To do →
From the entries below, work out the number of lines that hold the word "общего", and give that number alone.

Task data →
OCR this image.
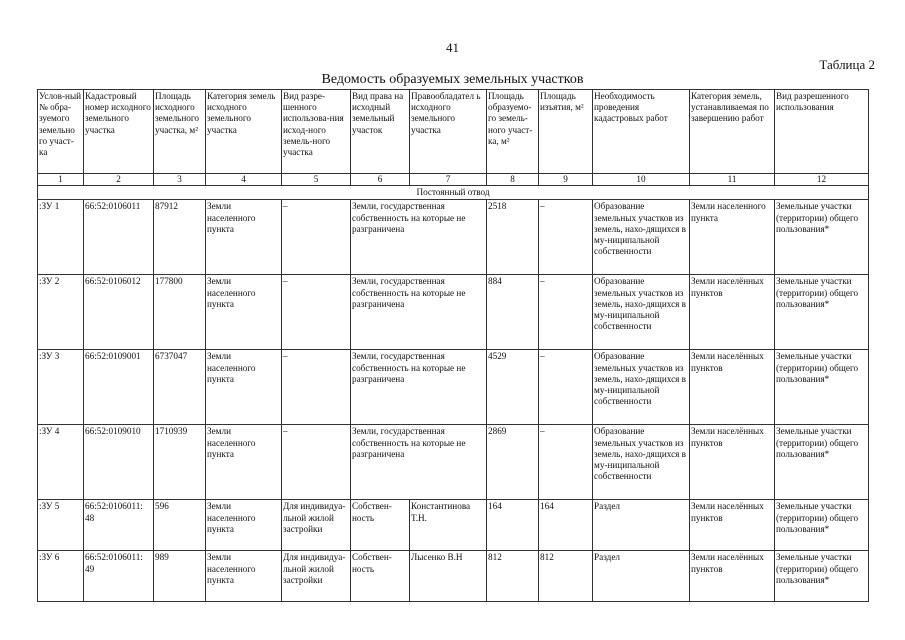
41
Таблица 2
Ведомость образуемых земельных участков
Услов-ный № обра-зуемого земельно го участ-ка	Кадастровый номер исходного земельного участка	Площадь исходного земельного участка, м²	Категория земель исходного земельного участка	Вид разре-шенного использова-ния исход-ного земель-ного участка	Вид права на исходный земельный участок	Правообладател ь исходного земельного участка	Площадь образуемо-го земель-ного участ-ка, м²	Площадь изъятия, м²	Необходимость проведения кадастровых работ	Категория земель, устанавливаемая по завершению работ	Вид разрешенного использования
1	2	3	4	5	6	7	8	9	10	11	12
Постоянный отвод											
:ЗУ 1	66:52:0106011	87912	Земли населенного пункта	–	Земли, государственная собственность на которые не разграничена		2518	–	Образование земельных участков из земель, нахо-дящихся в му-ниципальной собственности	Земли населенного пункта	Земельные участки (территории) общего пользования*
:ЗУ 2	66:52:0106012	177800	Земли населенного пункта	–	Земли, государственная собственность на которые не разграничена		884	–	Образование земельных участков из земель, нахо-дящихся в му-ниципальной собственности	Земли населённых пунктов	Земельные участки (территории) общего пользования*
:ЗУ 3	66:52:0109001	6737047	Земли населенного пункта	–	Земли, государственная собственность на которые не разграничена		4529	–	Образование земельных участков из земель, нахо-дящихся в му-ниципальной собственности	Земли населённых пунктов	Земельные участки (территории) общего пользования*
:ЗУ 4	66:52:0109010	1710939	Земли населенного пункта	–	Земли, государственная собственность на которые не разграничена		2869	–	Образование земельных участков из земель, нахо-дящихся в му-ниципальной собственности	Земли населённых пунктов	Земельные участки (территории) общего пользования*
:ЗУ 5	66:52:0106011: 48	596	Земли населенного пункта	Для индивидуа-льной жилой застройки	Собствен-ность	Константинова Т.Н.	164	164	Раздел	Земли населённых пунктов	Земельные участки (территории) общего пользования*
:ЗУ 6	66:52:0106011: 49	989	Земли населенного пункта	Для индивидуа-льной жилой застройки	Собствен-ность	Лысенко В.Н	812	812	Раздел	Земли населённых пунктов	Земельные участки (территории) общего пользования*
* * *
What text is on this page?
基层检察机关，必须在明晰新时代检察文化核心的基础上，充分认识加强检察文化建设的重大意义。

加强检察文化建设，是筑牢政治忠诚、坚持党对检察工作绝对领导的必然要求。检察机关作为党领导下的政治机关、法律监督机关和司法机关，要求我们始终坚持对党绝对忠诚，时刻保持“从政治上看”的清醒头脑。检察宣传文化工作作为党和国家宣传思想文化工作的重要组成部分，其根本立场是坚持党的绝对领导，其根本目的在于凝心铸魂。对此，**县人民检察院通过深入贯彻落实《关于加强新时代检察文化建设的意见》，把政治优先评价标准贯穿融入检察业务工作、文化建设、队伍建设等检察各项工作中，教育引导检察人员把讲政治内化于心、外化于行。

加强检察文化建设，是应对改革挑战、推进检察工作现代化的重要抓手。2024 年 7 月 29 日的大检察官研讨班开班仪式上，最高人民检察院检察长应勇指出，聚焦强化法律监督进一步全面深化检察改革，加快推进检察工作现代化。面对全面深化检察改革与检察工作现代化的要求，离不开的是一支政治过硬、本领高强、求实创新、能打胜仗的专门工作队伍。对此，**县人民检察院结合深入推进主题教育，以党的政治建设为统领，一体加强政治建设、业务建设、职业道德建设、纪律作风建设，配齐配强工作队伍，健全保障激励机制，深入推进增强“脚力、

Correct answer →
6